▶ [PROVIDED ENTRIES]
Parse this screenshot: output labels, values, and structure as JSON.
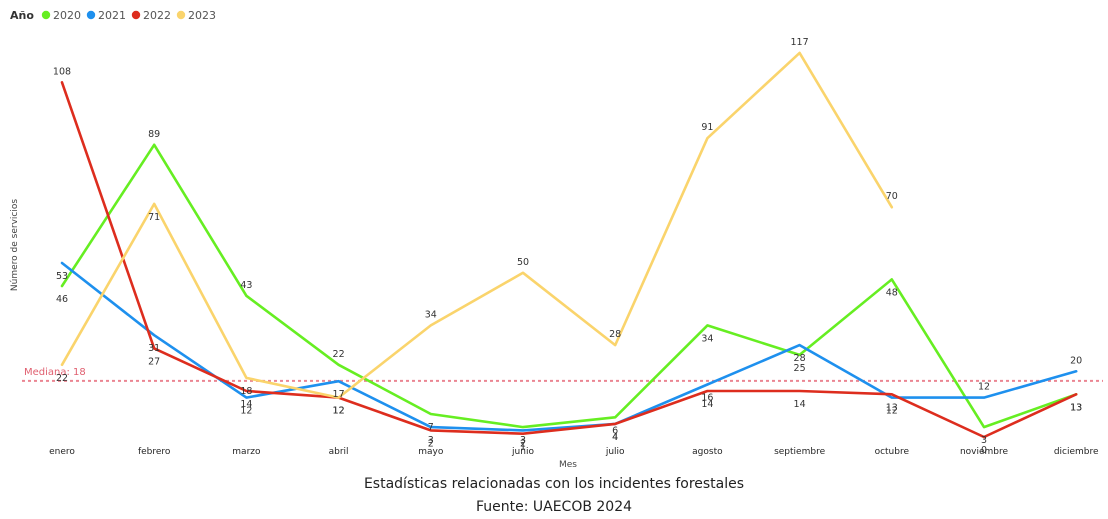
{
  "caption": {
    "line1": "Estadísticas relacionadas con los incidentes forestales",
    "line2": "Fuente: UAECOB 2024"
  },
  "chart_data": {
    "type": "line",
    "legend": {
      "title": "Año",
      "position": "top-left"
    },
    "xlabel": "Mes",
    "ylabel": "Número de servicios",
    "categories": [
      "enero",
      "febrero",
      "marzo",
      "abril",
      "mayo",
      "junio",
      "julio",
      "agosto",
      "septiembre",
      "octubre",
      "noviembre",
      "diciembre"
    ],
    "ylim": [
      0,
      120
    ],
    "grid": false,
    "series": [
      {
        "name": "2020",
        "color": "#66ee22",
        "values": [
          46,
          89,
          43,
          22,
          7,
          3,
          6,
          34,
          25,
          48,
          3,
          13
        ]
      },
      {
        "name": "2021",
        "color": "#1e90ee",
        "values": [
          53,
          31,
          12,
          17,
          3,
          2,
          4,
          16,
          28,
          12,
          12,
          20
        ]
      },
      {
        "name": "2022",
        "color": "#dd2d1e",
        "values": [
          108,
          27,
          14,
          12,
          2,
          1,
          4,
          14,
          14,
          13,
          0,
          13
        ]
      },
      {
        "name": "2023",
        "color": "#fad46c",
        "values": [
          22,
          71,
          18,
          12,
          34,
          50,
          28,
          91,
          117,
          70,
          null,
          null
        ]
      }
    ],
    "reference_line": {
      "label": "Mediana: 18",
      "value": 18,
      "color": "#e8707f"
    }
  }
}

▶ [SHORT EXERCISE] All of the material above needs to be restated exactly, with no pictures.

▶ [SOLUTION TO THIS TASK]
Parse this screenshot: output labels, values, and structure as JSON.
{
  "caption": {
    "line1": "Estadísticas relacionadas con los incidentes forestales",
    "line2": "Fuente: UAECOB 2024"
  },
  "chart_data": {
    "type": "line",
    "legend": {
      "title": "Año",
      "position": "top-left"
    },
    "xlabel": "Mes",
    "ylabel": "Número de servicios",
    "categories": [
      "enero",
      "febrero",
      "marzo",
      "abril",
      "mayo",
      "junio",
      "julio",
      "agosto",
      "septiembre",
      "octubre",
      "noviembre",
      "diciembre"
    ],
    "ylim": [
      0,
      120
    ],
    "grid": false,
    "series": [
      {
        "name": "2020",
        "color": "#66ee22",
        "values": [
          46,
          89,
          43,
          22,
          7,
          3,
          6,
          34,
          25,
          48,
          3,
          13
        ]
      },
      {
        "name": "2021",
        "color": "#1e90ee",
        "values": [
          53,
          31,
          12,
          17,
          3,
          2,
          4,
          16,
          28,
          12,
          12,
          20
        ]
      },
      {
        "name": "2022",
        "color": "#dd2d1e",
        "values": [
          108,
          27,
          14,
          12,
          2,
          1,
          4,
          14,
          14,
          13,
          0,
          13
        ]
      },
      {
        "name": "2023",
        "color": "#fad46c",
        "values": [
          22,
          71,
          18,
          12,
          34,
          50,
          28,
          91,
          117,
          70,
          null,
          null
        ]
      }
    ],
    "reference_line": {
      "label": "Mediana: 18",
      "value": 18,
      "color": "#e8707f"
    }
  }
}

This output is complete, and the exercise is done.